■ **EXERCISE GOAL**: Scan the listing below and copy every line holding "color".
--
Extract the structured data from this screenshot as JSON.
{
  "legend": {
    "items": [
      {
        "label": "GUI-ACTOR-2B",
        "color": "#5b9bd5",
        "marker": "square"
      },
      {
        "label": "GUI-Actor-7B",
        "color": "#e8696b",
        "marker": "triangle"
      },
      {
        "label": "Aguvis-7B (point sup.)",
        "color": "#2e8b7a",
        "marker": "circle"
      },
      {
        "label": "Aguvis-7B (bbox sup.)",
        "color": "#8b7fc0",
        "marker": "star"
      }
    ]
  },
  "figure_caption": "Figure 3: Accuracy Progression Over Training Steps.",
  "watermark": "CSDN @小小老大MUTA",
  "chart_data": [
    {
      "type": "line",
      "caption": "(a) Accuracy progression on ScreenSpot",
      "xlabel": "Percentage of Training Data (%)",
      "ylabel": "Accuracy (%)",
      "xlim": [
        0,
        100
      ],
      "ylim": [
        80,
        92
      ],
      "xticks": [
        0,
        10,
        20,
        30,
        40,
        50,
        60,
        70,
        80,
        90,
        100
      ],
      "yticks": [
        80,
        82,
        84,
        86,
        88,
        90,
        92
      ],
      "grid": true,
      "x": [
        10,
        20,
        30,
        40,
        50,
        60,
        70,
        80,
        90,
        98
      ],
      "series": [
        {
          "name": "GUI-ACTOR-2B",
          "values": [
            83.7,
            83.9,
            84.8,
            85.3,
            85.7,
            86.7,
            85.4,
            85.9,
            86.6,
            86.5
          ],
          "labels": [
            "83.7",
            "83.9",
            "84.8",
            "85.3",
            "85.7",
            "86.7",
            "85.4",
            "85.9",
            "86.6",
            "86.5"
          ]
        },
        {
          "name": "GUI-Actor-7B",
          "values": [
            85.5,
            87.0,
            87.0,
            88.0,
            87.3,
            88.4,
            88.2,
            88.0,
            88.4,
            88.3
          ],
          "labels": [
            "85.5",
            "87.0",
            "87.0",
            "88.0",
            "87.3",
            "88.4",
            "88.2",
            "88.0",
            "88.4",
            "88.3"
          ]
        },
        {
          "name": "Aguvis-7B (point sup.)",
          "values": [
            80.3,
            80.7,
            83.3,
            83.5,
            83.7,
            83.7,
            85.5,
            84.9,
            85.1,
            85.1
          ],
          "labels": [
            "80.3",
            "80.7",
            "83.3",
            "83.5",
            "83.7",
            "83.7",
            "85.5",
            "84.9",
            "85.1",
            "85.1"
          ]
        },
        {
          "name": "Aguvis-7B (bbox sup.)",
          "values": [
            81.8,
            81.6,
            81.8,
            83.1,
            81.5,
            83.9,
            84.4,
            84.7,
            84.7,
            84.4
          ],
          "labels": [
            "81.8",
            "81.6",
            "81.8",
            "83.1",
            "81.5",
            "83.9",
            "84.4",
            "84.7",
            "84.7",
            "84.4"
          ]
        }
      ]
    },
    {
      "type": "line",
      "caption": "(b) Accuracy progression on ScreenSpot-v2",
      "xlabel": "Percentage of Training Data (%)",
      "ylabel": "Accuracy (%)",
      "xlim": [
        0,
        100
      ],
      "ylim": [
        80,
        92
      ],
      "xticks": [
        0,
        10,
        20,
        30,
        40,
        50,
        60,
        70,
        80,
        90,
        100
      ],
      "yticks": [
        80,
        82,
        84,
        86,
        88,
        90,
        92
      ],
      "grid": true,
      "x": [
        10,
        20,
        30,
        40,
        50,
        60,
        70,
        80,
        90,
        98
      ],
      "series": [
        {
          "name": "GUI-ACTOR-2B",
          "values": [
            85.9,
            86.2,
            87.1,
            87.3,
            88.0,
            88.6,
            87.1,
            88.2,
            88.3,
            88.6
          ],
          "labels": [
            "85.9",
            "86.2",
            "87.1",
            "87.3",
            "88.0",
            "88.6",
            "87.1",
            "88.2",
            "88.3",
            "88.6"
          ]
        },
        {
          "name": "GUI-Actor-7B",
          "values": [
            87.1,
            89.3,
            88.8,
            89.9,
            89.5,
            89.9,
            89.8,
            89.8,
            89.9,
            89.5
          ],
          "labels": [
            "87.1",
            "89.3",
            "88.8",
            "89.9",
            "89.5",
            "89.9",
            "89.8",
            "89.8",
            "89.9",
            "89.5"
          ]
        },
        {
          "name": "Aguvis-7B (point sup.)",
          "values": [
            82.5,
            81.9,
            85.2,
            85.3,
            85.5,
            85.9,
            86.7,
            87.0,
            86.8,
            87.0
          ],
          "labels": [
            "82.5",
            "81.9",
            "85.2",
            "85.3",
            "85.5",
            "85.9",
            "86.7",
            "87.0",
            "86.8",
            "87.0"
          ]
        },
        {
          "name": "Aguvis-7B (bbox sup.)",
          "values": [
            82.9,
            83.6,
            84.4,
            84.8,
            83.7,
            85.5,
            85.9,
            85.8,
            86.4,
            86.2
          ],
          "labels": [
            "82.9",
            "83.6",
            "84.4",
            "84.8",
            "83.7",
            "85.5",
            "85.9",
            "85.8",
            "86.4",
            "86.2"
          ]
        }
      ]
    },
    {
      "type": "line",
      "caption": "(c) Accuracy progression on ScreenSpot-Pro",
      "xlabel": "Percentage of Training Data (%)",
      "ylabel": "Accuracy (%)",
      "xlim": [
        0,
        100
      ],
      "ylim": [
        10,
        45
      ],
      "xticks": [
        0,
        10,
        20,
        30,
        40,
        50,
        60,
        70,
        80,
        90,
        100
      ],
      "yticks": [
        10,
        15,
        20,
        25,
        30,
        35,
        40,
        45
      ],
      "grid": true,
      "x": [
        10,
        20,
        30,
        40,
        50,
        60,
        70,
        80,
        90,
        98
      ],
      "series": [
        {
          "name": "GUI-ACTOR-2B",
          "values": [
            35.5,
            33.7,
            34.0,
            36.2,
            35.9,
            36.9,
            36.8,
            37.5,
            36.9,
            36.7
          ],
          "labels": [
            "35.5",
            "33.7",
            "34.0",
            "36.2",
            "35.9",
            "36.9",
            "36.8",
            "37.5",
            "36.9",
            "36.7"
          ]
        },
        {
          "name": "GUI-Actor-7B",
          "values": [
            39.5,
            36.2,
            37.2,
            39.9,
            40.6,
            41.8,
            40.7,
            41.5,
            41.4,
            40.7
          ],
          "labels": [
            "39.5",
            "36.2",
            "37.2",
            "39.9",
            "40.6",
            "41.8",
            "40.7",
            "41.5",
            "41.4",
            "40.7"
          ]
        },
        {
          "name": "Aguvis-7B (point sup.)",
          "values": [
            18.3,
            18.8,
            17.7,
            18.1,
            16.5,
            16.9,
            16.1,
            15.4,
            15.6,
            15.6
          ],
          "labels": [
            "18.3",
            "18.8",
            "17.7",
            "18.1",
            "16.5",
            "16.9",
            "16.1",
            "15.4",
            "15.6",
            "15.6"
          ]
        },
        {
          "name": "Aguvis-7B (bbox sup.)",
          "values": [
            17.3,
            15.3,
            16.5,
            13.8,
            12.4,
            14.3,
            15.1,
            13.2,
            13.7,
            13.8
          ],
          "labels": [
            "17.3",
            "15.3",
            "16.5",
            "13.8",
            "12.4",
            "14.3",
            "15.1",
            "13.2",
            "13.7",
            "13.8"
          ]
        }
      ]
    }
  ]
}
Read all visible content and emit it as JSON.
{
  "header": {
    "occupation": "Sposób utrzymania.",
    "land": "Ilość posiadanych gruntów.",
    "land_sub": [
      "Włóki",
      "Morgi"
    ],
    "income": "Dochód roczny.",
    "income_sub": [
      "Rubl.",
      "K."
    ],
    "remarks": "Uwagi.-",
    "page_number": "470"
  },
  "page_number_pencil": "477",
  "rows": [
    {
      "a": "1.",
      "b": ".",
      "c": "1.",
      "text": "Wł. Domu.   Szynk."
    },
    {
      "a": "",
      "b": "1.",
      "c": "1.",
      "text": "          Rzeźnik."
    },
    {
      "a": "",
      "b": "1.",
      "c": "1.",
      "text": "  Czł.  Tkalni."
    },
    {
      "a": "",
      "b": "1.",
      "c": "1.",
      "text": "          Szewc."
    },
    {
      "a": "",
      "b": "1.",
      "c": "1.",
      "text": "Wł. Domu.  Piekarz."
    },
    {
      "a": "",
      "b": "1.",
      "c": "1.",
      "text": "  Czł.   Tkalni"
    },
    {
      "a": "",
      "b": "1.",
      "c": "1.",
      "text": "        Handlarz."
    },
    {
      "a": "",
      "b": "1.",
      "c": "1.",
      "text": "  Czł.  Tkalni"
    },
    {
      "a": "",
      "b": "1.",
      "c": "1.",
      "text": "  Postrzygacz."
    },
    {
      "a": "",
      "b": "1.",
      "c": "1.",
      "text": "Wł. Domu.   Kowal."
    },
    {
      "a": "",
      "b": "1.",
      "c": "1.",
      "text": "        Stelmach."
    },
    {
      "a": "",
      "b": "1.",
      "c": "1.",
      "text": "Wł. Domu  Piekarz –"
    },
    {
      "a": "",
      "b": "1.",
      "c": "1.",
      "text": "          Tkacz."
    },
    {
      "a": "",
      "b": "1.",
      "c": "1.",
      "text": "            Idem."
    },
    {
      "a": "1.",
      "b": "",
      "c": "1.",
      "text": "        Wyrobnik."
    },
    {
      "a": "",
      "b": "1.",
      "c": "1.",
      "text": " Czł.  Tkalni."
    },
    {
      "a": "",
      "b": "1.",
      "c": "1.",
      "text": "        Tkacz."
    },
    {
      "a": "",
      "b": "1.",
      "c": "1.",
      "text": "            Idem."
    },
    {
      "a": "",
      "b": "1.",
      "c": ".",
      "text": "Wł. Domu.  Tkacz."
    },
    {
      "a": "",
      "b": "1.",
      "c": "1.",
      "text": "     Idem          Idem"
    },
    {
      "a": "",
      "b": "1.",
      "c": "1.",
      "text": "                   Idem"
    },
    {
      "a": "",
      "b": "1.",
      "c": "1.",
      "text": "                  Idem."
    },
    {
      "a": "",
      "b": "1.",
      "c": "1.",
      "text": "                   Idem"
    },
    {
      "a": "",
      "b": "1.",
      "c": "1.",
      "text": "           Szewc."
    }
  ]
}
--
■ **PROBLEM SOLUTION**:
        "color": "#5b9bd5",
        "color": "#e8696b",
        "color": "#2e8b7a",
        "color": "#8b7fc0",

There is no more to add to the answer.